Send each entry back exactly as given, pictures excluded.

Dataset items:
++++++++++++++++++++
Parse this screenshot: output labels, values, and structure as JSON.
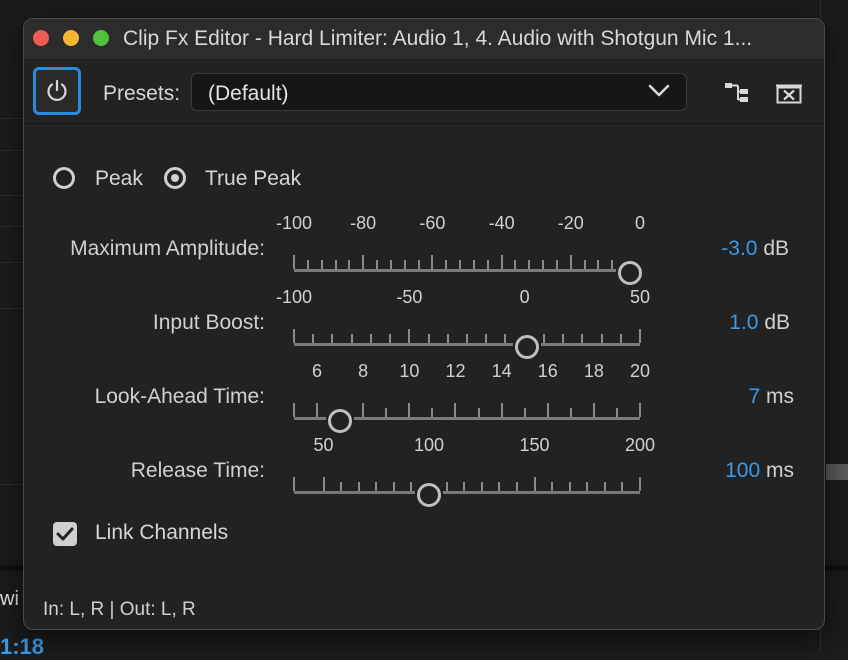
{
  "background": {
    "partial_text": "wi",
    "timecode_partial": "1:18"
  },
  "window": {
    "title": "Clip Fx Editor - Hard Limiter: Audio 1, 4. Audio with Shotgun Mic 1...",
    "presets_label": "Presets:",
    "preset_value": "(Default)",
    "accent_color": "#2a8ae0"
  },
  "peak_mode": {
    "options": [
      {
        "label": "Peak",
        "selected": false
      },
      {
        "label": "True Peak",
        "selected": true
      }
    ]
  },
  "params": [
    {
      "label": "Maximum Amplitude:",
      "ticks": [
        "-100",
        "-80",
        "-60",
        "-40",
        "-20",
        "0"
      ],
      "min": -100,
      "max": 0,
      "value": -3.0,
      "value_text": "-3.0",
      "unit": "dB"
    },
    {
      "label": "Input Boost:",
      "ticks": [
        "-100",
        "-50",
        "0",
        "50"
      ],
      "min": -100,
      "max": 50,
      "value": 1.0,
      "value_text": "1.0",
      "unit": "dB"
    },
    {
      "label": "Look-Ahead Time:",
      "ticks": [
        "6",
        "8",
        "10",
        "12",
        "14",
        "16",
        "18",
        "20"
      ],
      "min": 5,
      "max": 20,
      "value": 7,
      "value_text": "7",
      "unit": "ms"
    },
    {
      "label": "Release Time:",
      "ticks": [
        "50",
        "100",
        "150",
        "200"
      ],
      "min": 36,
      "max": 200,
      "value": 100,
      "value_text": "100",
      "unit": "ms"
    }
  ],
  "link_channels": {
    "label": "Link Channels",
    "checked": true
  },
  "io": "In: L, R | Out: L, R"
}
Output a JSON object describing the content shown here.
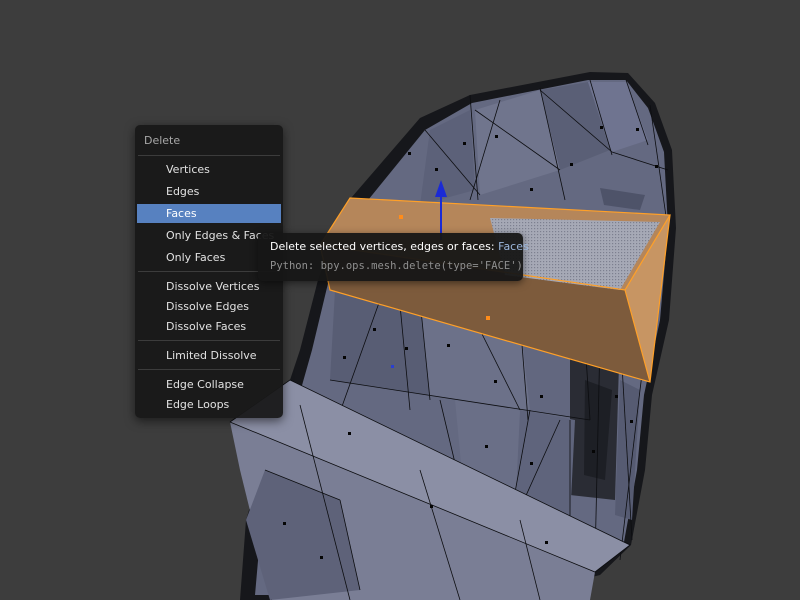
{
  "menu": {
    "title": "Delete",
    "items": [
      {
        "label": "Vertices",
        "active": false
      },
      {
        "label": "Edges",
        "active": false
      },
      {
        "label": "Faces",
        "active": true
      },
      {
        "label": "Only Edges & Faces",
        "active": false
      },
      {
        "label": "Only Faces",
        "active": false
      },
      {
        "label": "Dissolve Vertices",
        "active": false
      },
      {
        "label": "Dissolve Edges",
        "active": false
      },
      {
        "label": "Dissolve Faces",
        "active": false
      },
      {
        "label": "Limited Dissolve",
        "active": false
      },
      {
        "label": "Edge Collapse",
        "active": false
      },
      {
        "label": "Edge Loops",
        "active": false
      }
    ]
  },
  "tooltip": {
    "description": "Delete selected vertices, edges or faces:",
    "value": "Faces",
    "python": "Python: bpy.ops.mesh.delete(type='FACE')"
  },
  "colors": {
    "background": "#3d3d3d",
    "mesh_face": "#6b7088",
    "selection_face": "#b08050",
    "selection_edge": "#ffa028",
    "menu_highlight": "#5781c0",
    "tooltip_value": "#9cb7dc"
  },
  "icons": {
    "gizmo": "transform-arrow-z-icon"
  }
}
++++++++++++++++++++
THE ANSWER:
Parse this screenshot: output labels, values, and structure as JSON.
{
  "background": {
    "partial_text": "wi",
    "timecode_partial": "1:18"
  },
  "window": {
    "title": "Clip Fx Editor - Hard Limiter: Audio 1, 4. Audio with Shotgun Mic 1...",
    "presets_label": "Presets:",
    "preset_value": "(Default)",
    "accent_color": "#2a8ae0"
  },
  "peak_mode": {
    "options": [
      {
        "label": "Peak",
        "selected": false
      },
      {
        "label": "True Peak",
        "selected": true
      }
    ]
  },
  "params": [
    {
      "label": "Maximum Amplitude:",
      "ticks": [
        "-100",
        "-80",
        "-60",
        "-40",
        "-20",
        "0"
      ],
      "min": -100,
      "max": 0,
      "value": -3.0,
      "value_text": "-3.0",
      "unit": "dB"
    },
    {
      "label": "Input Boost:",
      "ticks": [
        "-100",
        "-50",
        "0",
        "50"
      ],
      "min": -100,
      "max": 50,
      "value": 1.0,
      "value_text": "1.0",
      "unit": "dB"
    },
    {
      "label": "Look-Ahead Time:",
      "ticks": [
        "6",
        "8",
        "10",
        "12",
        "14",
        "16",
        "18",
        "20"
      ],
      "min": 5,
      "max": 20,
      "value": 7,
      "value_text": "7",
      "unit": "ms"
    },
    {
      "label": "Release Time:",
      "ticks": [
        "50",
        "100",
        "150",
        "200"
      ],
      "min": 36,
      "max": 200,
      "value": 100,
      "value_text": "100",
      "unit": "ms"
    }
  ],
  "link_channels": {
    "label": "Link Channels",
    "checked": true
  },
  "io": "In: L, R | Out: L, R"
}
Output a JSON object describing the content shown here.
{
  "menu": {
    "title": "Delete",
    "items": [
      {
        "label": "Vertices",
        "active": false
      },
      {
        "label": "Edges",
        "active": false
      },
      {
        "label": "Faces",
        "active": true
      },
      {
        "label": "Only Edges & Faces",
        "active": false
      },
      {
        "label": "Only Faces",
        "active": false
      },
      {
        "label": "Dissolve Vertices",
        "active": false
      },
      {
        "label": "Dissolve Edges",
        "active": false
      },
      {
        "label": "Dissolve Faces",
        "active": false
      },
      {
        "label": "Limited Dissolve",
        "active": false
      },
      {
        "label": "Edge Collapse",
        "active": false
      },
      {
        "label": "Edge Loops",
        "active": false
      }
    ]
  },
  "tooltip": {
    "description": "Delete selected vertices, edges or faces:",
    "value": "Faces",
    "python": "Python: bpy.ops.mesh.delete(type='FACE')"
  },
  "colors": {
    "background": "#3d3d3d",
    "mesh_face": "#6b7088",
    "selection_face": "#b08050",
    "selection_edge": "#ffa028",
    "menu_highlight": "#5781c0",
    "tooltip_value": "#9cb7dc"
  },
  "icons": {
    "gizmo": "transform-arrow-z-icon"
  }
}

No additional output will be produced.